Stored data
☆ ☆ ☆ ☆ ☆ ☆ ☆

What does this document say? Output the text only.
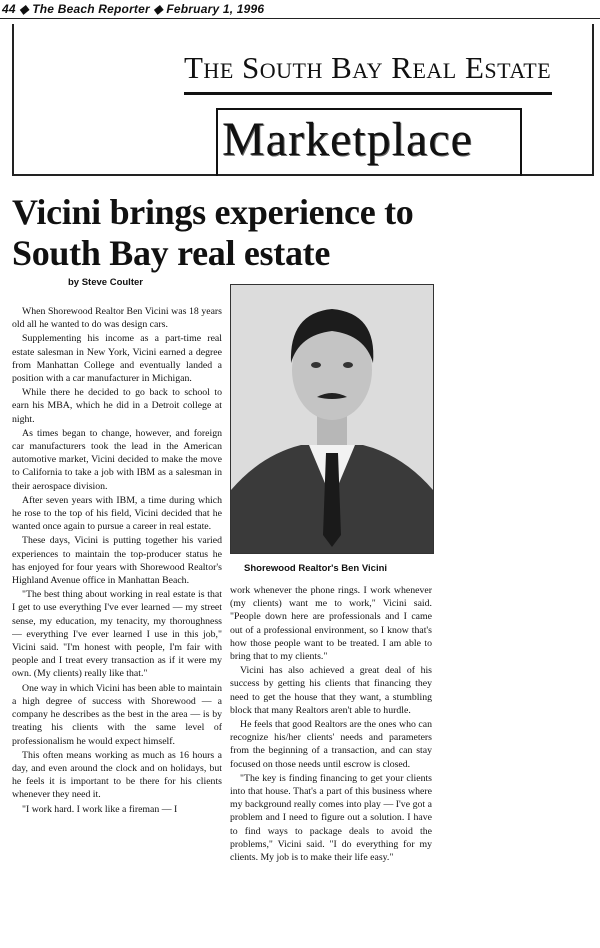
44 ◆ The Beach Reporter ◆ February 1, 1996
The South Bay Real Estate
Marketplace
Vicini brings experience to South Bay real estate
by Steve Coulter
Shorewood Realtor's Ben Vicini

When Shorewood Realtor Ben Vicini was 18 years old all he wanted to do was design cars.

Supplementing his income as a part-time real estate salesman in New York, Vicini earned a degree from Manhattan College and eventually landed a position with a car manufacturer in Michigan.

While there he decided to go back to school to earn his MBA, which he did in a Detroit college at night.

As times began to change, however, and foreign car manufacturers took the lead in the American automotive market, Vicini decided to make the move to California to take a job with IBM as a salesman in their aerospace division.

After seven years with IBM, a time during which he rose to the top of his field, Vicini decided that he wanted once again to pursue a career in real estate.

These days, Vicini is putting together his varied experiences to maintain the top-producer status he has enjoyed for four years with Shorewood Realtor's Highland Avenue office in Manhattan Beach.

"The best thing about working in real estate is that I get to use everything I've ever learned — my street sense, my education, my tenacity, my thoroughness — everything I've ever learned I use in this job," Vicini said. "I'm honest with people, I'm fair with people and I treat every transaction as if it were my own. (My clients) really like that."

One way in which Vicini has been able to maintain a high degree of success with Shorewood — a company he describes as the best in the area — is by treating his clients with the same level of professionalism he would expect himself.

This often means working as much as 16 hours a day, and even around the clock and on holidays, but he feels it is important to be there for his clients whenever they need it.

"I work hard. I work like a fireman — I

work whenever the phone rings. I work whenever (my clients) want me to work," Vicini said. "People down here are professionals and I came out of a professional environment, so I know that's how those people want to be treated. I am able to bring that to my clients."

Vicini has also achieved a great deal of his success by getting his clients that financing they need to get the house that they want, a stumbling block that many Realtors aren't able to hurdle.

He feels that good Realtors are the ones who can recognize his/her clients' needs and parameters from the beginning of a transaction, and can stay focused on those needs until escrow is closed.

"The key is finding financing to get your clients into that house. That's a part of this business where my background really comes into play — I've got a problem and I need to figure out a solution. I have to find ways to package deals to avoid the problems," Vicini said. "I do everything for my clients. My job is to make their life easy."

☆ ☆ ☆ ☆ ☆ ☆ ☆

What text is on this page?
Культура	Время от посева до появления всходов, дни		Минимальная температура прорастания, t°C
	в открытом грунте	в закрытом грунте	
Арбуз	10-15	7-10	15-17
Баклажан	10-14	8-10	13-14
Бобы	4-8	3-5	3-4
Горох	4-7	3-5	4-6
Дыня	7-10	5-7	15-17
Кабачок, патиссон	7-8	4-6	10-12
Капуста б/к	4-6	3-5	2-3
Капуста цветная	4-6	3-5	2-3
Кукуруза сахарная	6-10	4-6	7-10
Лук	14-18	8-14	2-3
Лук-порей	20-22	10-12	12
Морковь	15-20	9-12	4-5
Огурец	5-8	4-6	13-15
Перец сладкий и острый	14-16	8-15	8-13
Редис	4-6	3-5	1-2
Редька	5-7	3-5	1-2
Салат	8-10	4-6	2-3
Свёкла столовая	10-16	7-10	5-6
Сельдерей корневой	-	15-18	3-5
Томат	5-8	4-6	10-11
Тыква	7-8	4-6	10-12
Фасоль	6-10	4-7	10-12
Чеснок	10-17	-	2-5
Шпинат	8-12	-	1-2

☆ ☆ ☆ ☆ ☆ ☆ ☆

Your objective
How many lines in the records above contain the word "everything"? Reply with the number alone.

Expected answer
2